■ **Instructions to follow**
Write out each line exactly as it stands, please.
== Given data ==
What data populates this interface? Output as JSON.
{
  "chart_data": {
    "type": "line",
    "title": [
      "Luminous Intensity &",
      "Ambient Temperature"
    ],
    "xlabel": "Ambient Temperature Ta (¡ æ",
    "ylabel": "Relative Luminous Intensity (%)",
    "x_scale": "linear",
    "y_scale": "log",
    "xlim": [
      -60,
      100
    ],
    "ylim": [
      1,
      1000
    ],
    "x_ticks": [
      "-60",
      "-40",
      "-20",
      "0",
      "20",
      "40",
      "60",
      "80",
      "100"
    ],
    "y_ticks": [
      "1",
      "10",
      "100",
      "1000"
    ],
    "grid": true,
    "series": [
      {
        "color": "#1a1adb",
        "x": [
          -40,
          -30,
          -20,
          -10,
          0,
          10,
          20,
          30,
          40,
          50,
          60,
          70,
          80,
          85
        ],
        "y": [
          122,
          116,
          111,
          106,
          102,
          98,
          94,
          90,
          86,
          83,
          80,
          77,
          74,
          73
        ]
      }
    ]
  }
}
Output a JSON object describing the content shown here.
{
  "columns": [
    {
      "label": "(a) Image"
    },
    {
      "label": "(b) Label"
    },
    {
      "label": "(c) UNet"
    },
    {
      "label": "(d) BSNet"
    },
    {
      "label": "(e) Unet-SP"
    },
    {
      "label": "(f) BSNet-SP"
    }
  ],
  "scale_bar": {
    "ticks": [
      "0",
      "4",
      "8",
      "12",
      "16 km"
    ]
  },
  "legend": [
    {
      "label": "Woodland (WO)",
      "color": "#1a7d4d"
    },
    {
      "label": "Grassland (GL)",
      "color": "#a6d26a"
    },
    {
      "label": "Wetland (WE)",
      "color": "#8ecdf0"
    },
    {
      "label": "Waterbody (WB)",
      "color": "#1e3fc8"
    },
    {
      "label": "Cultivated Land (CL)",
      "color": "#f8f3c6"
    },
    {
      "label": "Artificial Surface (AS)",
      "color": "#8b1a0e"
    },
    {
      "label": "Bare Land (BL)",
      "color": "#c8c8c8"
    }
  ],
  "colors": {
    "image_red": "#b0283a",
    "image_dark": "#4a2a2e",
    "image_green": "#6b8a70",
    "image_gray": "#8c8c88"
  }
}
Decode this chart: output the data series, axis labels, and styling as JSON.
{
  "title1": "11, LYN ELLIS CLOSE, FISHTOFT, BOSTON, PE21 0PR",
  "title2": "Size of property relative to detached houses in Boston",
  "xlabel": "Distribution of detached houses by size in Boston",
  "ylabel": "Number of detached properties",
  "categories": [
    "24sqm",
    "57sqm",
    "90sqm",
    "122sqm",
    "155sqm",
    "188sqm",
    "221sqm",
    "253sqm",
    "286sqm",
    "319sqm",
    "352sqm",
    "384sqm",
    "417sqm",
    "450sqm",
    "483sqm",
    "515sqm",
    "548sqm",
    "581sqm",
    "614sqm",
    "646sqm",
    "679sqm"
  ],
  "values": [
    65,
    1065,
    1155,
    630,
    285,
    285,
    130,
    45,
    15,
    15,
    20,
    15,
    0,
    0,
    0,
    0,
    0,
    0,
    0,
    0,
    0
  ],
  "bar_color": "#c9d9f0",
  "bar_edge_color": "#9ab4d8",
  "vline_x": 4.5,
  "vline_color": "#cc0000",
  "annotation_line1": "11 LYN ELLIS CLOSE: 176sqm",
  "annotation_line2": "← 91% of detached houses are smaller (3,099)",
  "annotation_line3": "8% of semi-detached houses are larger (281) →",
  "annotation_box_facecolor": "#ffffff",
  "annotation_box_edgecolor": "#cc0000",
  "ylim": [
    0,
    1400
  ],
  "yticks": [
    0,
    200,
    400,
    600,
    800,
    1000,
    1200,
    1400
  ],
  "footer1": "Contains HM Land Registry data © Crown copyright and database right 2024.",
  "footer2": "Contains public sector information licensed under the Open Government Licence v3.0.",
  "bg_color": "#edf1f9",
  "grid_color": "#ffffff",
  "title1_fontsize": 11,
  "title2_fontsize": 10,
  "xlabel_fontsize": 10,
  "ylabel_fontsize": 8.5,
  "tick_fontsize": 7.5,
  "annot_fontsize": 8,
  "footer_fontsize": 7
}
===
■ **Result of the task**
What data populates this interface? Output as JSON.
{
  "chart_data": {
    "type": "line",
    "title": [
      "Luminous Intensity &",
      "Ambient Temperature"
    ],
    "xlabel": "Ambient Temperature Ta (¡ æ",
    "ylabel": "Relative Luminous Intensity (%)",
    "x_scale": "linear",
    "y_scale": "log",
    "xlim": [
      -60,
      100
    ],
    "ylim": [
      1,
      1000
    ],
    "x_ticks": [
      "-60",
      "-40",
      "-20",
      "0",
      "20",
      "40",
      "60",
      "80",
      "100"
    ],
    "y_ticks": [
      "1",
      "10",
      "100",
      "1000"
    ],
    "grid": true,
    "series": [
      {
        "color": "#1a1adb",
        "x": [
          -40,
          -30,
          -20,
          -10,
          0,
          10,
          20,
          30,
          40,
          50,
          60,
          70,
          80,
          85
        ],
        "y": [
          122,
          116,
          111,
          106,
          102,
          98,
          94,
          90,
          86,
          83,
          80,
          77,
          74,
          73
        ]
      }
    ]
  }
}
Output a JSON object describing the content shown here.
{
  "columns": [
    {
      "label": "(a) Image"
    },
    {
      "label": "(b) Label"
    },
    {
      "label": "(c) UNet"
    },
    {
      "label": "(d) BSNet"
    },
    {
      "label": "(e) Unet-SP"
    },
    {
      "label": "(f) BSNet-SP"
    }
  ],
  "scale_bar": {
    "ticks": [
      "0",
      "4",
      "8",
      "12",
      "16 km"
    ]
  },
  "legend": [
    {
      "label": "Woodland (WO)",
      "color": "#1a7d4d"
    },
    {
      "label": "Grassland (GL)",
      "color": "#a6d26a"
    },
    {
      "label": "Wetland (WE)",
      "color": "#8ecdf0"
    },
    {
      "label": "Waterbody (WB)",
      "color": "#1e3fc8"
    },
    {
      "label": "Cultivated Land (CL)",
      "color": "#f8f3c6"
    },
    {
      "label": "Artificial Surface (AS)",
      "color": "#8b1a0e"
    },
    {
      "label": "Bare Land (BL)",
      "color": "#c8c8c8"
    }
  ],
  "colors": {
    "image_red": "#b0283a",
    "image_dark": "#4a2a2e",
    "image_green": "#6b8a70",
    "image_gray": "#8c8c88"
  }
}
Decode this chart: output the data series, axis labels, and styling as JSON.
{
  "title1": "11, LYN ELLIS CLOSE, FISHTOFT, BOSTON, PE21 0PR",
  "title2": "Size of property relative to detached houses in Boston",
  "xlabel": "Distribution of detached houses by size in Boston",
  "ylabel": "Number of detached properties",
  "categories": [
    "24sqm",
    "57sqm",
    "90sqm",
    "122sqm",
    "155sqm",
    "188sqm",
    "221sqm",
    "253sqm",
    "286sqm",
    "319sqm",
    "352sqm",
    "384sqm",
    "417sqm",
    "450sqm",
    "483sqm",
    "515sqm",
    "548sqm",
    "581sqm",
    "614sqm",
    "646sqm",
    "679sqm"
  ],
  "values": [
    65,
    1065,
    1155,
    630,
    285,
    285,
    130,
    45,
    15,
    15,
    20,
    15,
    0,
    0,
    0,
    0,
    0,
    0,
    0,
    0,
    0
  ],
  "bar_color": "#c9d9f0",
  "bar_edge_color": "#9ab4d8",
  "vline_x": 4.5,
  "vline_color": "#cc0000",
  "annotation_line1": "11 LYN ELLIS CLOSE: 176sqm",
  "annotation_line2": "← 91% of detached houses are smaller (3,099)",
  "annotation_line3": "8% of semi-detached houses are larger (281) →",
  "annotation_box_facecolor": "#ffffff",
  "annotation_box_edgecolor": "#cc0000",
  "ylim": [
    0,
    1400
  ],
  "yticks": [
    0,
    200,
    400,
    600,
    800,
    1000,
    1200,
    1400
  ],
  "footer1": "Contains HM Land Registry data © Crown copyright and database right 2024.",
  "footer2": "Contains public sector information licensed under the Open Government Licence v3.0.",
  "bg_color": "#edf1f9",
  "grid_color": "#ffffff",
  "title1_fontsize": 11,
  "title2_fontsize": 10,
  "xlabel_fontsize": 10,
  "ylabel_fontsize": 8.5,
  "tick_fontsize": 7.5,
  "annot_fontsize": 8,
  "footer_fontsize": 7
}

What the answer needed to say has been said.